Given request | Only a number is wanted: the count of lines in this listing that contain "Eastern".

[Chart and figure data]
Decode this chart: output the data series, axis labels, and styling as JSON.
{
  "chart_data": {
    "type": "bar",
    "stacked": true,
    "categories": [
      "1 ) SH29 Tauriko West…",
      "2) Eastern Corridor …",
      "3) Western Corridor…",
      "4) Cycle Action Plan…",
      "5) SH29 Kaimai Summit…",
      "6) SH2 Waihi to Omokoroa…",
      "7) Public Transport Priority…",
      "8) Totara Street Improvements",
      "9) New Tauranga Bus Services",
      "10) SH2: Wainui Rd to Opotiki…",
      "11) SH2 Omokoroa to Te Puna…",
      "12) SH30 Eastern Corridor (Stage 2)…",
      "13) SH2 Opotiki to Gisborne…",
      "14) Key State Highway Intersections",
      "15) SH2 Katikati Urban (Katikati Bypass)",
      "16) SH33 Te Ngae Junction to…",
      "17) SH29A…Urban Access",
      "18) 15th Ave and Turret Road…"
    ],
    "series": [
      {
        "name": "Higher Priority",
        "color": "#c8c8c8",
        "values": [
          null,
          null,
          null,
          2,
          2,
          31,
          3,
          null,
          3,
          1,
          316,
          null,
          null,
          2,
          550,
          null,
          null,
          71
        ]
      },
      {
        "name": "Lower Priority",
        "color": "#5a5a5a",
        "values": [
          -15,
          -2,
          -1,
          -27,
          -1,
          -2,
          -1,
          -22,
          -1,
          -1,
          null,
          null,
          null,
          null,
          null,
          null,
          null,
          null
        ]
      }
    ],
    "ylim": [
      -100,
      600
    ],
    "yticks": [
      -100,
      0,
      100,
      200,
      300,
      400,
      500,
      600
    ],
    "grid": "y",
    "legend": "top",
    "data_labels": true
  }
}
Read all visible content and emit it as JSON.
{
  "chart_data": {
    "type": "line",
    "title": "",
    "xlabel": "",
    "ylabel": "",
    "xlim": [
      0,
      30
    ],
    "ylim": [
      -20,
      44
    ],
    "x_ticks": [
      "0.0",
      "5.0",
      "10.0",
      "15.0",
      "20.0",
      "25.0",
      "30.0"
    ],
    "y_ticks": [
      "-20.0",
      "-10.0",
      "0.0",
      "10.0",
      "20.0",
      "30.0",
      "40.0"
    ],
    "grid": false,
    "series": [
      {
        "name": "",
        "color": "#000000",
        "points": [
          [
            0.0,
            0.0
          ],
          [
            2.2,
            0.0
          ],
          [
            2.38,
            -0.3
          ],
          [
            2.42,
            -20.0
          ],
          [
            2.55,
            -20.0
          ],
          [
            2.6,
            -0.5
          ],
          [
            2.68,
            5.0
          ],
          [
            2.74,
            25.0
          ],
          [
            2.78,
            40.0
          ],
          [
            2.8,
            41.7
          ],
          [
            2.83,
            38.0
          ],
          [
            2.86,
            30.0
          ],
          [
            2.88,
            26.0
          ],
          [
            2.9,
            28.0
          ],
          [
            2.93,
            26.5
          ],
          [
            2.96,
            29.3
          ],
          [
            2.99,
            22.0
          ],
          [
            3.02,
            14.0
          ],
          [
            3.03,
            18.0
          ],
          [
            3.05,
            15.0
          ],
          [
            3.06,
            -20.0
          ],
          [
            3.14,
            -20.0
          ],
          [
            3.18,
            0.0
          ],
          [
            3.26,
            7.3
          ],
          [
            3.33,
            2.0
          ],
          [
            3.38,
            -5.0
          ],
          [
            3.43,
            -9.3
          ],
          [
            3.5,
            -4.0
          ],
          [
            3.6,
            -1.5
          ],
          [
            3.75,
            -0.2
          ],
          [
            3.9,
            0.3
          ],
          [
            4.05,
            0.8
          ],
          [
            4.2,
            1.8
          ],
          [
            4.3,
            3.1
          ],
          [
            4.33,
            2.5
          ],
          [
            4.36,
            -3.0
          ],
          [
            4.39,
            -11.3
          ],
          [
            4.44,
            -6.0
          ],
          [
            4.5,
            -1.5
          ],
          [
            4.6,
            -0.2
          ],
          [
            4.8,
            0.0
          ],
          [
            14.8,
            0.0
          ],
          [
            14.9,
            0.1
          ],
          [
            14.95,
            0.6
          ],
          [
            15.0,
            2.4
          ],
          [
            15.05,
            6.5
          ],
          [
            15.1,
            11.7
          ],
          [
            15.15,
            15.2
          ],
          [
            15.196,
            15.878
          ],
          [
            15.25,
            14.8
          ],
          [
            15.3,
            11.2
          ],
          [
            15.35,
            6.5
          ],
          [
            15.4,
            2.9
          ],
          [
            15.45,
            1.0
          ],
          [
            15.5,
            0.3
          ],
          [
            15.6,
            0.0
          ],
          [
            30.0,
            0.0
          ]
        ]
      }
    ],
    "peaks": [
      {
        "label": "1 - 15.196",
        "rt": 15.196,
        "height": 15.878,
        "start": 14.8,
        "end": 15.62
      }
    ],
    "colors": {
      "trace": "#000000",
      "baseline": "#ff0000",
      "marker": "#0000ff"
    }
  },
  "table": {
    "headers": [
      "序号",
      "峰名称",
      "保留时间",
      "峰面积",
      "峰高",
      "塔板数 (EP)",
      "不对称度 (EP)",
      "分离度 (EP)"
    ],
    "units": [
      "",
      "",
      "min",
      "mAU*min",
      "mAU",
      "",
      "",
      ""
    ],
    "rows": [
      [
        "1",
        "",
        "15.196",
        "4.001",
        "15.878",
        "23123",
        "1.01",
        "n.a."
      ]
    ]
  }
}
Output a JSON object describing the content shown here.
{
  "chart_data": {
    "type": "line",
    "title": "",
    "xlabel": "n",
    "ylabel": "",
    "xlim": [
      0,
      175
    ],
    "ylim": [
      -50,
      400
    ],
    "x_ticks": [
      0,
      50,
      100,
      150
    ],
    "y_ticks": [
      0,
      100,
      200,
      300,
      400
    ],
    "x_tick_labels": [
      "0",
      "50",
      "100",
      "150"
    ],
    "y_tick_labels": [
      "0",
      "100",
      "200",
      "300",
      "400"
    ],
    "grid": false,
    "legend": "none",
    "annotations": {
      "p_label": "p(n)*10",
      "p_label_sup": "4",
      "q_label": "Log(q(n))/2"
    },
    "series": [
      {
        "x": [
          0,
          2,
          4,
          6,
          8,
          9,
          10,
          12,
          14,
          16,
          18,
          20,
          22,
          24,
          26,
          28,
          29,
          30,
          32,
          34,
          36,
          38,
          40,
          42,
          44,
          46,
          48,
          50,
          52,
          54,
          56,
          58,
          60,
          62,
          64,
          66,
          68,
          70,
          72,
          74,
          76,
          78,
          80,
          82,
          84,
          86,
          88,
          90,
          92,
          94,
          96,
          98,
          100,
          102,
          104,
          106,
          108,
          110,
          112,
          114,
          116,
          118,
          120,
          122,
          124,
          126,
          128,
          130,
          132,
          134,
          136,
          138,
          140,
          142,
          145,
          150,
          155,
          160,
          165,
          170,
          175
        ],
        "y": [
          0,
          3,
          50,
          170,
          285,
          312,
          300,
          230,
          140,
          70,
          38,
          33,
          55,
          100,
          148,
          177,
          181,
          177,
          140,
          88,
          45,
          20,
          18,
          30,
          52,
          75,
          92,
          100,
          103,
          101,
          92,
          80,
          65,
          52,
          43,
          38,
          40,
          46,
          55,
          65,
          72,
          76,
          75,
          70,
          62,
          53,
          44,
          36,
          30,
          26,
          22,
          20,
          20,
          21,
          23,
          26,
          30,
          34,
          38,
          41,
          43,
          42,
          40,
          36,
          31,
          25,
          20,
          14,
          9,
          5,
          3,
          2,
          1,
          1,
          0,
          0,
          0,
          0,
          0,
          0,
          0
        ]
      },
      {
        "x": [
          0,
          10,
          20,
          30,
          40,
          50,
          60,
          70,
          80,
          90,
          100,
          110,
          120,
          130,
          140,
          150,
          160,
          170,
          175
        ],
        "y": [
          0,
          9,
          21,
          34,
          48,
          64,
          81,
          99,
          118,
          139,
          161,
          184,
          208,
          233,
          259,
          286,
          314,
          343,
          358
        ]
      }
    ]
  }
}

Exercise output | 2